OBJECTIVE: Note each line where "screenshot" appears, and copy it.

EXERCISE INPUTS:

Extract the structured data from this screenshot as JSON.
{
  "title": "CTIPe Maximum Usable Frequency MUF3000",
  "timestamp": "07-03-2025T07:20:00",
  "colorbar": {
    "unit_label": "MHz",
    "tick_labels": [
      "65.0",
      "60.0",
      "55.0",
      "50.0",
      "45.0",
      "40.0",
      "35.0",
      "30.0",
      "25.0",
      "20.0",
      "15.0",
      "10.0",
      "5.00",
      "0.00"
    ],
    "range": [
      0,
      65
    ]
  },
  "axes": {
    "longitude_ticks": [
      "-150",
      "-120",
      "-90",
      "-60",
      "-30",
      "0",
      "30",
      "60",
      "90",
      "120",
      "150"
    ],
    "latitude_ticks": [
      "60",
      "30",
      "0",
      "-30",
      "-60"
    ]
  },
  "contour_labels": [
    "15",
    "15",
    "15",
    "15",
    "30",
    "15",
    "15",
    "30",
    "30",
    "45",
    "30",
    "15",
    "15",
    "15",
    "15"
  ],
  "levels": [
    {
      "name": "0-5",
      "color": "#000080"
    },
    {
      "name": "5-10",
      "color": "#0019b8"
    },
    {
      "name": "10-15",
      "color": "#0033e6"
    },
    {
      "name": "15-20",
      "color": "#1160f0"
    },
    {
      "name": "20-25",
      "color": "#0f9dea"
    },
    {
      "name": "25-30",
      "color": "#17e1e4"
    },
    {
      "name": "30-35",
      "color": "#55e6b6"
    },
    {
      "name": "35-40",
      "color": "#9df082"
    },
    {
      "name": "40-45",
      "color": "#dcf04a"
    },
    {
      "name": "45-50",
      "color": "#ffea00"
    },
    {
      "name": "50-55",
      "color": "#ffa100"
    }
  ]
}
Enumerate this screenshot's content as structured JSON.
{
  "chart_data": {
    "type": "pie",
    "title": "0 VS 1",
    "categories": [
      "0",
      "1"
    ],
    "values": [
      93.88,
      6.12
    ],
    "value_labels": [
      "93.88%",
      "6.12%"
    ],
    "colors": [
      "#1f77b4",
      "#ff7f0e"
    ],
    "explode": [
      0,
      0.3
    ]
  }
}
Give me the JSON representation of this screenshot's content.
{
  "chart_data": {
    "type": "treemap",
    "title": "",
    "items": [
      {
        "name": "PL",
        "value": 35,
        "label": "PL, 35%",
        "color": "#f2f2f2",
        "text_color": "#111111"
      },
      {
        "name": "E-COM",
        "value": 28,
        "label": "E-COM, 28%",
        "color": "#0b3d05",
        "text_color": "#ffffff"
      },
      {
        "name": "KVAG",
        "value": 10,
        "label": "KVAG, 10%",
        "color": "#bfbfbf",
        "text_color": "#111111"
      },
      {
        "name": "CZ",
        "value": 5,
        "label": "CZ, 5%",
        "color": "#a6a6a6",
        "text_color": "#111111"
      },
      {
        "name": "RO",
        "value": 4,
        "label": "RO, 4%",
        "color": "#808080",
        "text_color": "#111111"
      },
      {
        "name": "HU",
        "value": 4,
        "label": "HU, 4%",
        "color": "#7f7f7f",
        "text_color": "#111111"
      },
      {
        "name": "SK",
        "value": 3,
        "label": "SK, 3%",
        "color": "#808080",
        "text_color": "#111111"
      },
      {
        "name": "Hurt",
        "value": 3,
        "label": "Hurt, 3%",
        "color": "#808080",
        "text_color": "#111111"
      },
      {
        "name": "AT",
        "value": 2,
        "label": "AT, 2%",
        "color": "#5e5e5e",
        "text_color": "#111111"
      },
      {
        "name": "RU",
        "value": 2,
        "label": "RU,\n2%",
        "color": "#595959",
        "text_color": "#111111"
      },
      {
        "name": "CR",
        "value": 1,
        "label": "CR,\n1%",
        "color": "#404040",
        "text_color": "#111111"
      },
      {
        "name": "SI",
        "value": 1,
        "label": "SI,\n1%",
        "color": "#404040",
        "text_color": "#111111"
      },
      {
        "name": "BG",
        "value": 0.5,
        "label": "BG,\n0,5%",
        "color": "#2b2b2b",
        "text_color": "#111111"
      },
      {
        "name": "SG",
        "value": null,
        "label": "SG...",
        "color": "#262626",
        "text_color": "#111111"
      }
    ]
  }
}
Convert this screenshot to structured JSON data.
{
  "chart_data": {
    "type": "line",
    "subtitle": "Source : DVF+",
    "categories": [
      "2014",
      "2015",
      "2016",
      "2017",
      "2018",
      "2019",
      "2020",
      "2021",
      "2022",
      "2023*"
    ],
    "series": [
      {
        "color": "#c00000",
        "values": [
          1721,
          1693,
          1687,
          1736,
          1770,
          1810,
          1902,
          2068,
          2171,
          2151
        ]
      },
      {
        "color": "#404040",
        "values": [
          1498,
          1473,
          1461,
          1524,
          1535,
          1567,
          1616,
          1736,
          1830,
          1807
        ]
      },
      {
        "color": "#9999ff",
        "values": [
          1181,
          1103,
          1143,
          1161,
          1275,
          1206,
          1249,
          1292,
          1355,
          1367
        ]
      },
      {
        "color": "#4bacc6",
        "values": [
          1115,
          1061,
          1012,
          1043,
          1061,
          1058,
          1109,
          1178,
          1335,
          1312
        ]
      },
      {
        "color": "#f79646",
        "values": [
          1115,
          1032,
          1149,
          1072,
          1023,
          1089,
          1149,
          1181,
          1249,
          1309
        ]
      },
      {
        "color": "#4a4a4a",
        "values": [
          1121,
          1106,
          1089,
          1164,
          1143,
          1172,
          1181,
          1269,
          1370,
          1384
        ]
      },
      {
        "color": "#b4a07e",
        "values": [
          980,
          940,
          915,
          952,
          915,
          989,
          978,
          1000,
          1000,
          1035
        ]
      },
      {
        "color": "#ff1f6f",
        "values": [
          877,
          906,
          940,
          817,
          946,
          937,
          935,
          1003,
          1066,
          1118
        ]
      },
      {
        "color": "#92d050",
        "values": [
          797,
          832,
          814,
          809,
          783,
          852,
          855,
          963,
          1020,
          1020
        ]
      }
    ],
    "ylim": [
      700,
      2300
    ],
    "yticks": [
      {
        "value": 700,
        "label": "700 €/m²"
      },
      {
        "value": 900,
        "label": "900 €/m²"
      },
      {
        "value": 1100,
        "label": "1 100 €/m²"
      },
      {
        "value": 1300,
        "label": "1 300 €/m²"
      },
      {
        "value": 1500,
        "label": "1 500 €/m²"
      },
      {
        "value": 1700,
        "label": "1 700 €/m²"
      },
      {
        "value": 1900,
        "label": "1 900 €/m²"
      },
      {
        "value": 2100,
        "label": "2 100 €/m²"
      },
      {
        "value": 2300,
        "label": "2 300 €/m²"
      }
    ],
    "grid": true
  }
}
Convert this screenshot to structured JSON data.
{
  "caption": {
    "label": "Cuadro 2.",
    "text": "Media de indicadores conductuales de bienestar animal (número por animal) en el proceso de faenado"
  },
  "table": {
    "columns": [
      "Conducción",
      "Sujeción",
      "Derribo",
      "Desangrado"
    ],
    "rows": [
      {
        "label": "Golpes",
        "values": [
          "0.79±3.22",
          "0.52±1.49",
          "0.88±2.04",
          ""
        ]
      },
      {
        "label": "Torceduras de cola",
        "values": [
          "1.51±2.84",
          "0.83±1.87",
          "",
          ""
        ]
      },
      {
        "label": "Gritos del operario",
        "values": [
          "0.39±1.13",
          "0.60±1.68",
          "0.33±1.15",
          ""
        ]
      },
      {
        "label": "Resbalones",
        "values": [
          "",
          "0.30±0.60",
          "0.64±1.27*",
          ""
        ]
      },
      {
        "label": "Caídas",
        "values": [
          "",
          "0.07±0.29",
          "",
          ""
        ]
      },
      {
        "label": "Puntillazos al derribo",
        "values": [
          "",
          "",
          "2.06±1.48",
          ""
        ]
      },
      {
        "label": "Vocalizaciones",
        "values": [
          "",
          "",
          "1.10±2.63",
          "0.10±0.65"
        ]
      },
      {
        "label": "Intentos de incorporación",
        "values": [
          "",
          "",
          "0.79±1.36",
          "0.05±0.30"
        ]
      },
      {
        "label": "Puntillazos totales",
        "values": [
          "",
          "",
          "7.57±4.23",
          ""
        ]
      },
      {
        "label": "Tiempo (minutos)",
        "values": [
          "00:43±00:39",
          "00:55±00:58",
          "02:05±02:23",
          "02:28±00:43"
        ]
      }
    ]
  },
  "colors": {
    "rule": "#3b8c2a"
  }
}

ANSWER:
Extract the structured data from this screenshot as JSON.
Enumerate this screenshot's content as structured JSON.
Give me the JSON representation of this screenshot's content.
Convert this screenshot to structured JSON data.
Convert this screenshot to structured JSON data.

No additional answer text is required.